## CHALLENGE
Find each line containing the string "TradingView". Copy it.

## DATASET
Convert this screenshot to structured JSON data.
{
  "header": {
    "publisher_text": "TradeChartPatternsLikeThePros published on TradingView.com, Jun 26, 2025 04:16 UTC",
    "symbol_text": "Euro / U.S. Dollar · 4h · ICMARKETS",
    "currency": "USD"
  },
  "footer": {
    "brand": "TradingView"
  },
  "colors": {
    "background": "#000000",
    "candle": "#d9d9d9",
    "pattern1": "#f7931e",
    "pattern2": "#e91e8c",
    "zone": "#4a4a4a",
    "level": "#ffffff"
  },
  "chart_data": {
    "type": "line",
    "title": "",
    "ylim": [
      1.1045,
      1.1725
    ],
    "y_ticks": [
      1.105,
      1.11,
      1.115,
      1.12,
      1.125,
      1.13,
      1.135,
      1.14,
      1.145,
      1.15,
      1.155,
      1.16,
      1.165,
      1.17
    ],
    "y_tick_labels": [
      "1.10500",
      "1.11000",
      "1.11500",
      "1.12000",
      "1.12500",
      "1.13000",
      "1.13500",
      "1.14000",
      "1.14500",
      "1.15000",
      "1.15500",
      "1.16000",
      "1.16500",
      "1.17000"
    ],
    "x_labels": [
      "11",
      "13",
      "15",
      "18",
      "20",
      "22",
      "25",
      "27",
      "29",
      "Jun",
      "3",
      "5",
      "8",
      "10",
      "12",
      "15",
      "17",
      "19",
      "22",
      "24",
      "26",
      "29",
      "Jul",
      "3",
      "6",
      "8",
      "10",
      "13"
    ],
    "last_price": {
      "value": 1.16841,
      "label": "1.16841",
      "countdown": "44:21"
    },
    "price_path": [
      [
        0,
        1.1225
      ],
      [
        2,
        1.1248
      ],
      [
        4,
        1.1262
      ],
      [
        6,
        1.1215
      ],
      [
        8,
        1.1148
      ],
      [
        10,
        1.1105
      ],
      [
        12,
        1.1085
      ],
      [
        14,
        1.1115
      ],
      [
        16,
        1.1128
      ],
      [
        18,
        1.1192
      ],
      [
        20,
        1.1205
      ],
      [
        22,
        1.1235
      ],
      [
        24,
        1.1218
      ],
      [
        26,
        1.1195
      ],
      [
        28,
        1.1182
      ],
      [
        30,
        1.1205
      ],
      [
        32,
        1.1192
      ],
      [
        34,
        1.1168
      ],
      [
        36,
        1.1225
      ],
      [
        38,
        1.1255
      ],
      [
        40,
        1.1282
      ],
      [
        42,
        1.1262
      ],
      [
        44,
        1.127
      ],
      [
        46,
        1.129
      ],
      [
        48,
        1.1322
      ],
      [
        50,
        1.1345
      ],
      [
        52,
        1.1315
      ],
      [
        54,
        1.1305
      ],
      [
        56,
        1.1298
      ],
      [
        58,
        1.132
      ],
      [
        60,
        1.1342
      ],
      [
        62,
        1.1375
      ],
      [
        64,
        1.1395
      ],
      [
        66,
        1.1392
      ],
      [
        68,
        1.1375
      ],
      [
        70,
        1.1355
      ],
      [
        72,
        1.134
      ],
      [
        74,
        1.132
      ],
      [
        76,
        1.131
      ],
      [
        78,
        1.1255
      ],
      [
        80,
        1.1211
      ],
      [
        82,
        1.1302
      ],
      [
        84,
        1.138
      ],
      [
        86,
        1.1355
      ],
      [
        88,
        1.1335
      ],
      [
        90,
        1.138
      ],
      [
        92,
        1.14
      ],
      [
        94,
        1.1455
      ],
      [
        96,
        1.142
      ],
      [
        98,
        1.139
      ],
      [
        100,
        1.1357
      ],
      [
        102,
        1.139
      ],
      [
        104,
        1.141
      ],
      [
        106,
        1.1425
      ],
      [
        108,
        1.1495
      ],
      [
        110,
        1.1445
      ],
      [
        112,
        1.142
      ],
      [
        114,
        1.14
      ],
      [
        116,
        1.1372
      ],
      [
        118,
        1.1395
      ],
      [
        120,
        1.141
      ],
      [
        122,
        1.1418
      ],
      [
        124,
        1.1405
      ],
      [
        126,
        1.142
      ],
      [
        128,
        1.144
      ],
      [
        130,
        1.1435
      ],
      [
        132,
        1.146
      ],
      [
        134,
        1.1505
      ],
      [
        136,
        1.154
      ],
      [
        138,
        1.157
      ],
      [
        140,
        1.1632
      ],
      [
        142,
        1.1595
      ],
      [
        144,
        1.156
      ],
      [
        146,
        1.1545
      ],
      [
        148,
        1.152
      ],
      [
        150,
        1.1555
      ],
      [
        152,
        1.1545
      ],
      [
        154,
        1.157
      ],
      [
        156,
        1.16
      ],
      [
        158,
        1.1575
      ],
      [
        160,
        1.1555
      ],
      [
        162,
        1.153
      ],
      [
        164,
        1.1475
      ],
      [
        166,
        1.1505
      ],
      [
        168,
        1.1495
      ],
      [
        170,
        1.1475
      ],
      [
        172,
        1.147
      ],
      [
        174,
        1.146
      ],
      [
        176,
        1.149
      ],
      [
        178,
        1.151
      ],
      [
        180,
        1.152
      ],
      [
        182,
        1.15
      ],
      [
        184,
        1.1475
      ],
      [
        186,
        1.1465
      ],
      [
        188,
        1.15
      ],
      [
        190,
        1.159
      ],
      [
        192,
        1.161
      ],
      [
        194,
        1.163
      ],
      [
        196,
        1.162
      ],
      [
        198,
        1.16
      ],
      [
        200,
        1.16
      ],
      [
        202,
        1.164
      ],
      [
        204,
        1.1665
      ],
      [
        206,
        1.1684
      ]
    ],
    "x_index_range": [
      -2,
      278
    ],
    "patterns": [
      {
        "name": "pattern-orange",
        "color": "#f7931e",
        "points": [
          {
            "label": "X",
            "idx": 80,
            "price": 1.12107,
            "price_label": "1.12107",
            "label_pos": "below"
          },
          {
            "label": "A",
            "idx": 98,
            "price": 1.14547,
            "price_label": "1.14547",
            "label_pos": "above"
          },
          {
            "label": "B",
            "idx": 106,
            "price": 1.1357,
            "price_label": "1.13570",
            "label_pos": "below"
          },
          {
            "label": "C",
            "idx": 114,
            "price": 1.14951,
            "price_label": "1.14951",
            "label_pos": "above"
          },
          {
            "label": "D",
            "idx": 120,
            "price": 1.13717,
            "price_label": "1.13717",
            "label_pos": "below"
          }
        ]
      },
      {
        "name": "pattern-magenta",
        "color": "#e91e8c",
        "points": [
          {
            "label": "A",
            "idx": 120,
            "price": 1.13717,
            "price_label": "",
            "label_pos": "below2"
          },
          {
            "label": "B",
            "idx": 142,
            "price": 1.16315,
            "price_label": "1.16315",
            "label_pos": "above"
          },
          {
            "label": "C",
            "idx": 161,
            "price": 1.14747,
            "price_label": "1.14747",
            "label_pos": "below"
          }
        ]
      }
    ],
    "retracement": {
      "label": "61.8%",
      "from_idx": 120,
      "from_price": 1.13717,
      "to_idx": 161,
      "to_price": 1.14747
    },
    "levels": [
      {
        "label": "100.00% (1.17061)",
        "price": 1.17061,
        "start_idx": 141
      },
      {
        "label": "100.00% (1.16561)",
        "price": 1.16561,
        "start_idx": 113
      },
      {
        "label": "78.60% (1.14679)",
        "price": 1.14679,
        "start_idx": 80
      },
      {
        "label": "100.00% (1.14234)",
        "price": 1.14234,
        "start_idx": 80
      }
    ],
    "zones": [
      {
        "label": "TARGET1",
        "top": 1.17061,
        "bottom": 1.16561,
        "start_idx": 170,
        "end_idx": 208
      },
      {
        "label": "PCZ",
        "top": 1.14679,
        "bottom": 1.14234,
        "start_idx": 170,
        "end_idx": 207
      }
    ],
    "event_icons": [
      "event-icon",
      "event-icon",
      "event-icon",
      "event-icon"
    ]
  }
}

## TASK RESPONSE
    "publisher_text": "TradeChartPatternsLikeThePros published on TradingView.com, Jun 26, 2025 04:16 UTC",
    "brand": "TradingView"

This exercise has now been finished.